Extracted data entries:
- - - - -

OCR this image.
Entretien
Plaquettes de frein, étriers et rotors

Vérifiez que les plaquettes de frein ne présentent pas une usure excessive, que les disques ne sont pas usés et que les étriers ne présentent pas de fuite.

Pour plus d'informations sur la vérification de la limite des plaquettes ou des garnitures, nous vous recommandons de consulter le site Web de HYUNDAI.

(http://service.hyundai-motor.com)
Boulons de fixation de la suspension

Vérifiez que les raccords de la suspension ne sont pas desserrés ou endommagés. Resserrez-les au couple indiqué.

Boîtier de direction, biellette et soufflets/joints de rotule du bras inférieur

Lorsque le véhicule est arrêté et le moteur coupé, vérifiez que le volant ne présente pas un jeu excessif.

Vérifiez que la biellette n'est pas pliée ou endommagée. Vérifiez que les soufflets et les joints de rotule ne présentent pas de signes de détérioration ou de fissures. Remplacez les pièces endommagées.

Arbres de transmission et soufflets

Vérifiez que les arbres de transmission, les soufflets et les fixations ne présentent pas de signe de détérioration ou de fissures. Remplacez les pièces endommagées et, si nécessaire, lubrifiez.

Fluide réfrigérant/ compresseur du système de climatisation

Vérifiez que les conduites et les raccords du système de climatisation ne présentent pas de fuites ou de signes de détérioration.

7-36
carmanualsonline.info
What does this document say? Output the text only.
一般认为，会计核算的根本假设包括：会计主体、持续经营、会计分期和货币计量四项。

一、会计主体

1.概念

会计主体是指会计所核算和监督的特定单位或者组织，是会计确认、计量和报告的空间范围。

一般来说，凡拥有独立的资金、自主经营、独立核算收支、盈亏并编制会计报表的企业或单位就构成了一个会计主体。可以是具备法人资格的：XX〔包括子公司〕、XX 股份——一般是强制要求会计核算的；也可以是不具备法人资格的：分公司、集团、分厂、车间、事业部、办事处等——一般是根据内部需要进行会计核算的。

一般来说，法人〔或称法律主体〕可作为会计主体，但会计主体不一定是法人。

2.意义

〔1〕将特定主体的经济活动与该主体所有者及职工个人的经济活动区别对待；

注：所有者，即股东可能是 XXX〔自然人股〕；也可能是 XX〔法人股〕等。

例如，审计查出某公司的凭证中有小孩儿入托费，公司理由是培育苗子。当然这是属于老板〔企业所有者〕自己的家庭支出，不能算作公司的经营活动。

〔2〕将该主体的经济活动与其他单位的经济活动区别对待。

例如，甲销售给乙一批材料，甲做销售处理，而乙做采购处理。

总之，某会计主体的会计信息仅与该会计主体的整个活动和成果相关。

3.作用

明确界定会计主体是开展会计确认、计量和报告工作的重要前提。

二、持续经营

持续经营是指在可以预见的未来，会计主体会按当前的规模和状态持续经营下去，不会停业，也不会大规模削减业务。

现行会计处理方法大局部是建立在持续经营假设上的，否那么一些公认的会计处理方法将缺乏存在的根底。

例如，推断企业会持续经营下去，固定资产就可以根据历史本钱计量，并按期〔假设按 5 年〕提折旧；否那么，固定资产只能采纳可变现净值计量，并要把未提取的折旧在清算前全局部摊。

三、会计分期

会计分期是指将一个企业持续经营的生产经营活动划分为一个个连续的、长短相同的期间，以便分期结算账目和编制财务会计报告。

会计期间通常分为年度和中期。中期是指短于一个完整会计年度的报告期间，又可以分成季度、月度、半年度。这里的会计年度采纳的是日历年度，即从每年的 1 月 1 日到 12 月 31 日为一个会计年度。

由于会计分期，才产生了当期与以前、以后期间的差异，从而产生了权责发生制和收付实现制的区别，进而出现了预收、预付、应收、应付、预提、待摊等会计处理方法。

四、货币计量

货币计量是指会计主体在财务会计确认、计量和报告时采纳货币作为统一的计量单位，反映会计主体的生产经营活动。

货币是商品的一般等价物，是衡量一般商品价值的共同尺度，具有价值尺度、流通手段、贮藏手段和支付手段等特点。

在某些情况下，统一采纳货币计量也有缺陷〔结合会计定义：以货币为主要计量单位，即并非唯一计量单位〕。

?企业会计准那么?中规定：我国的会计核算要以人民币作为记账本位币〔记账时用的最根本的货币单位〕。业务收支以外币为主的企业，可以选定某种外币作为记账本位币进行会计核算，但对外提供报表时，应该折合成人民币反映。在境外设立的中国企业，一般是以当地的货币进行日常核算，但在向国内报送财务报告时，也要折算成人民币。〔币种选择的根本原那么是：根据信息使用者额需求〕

- - - - -

▶ [Do this] Review the material and copy each line in which the word "rotule" appears.

▶ [The output]
Boîtier de direction, biellette et soufflets/joints de rotule du bras inférieur
Vérifiez que la biellette n'est pas pliée ou endommagée. Vérifiez que les soufflets et les joints de rotule ne présentent pas de signes de détérioration ou de fissures. Remplacez les pièces endommagées.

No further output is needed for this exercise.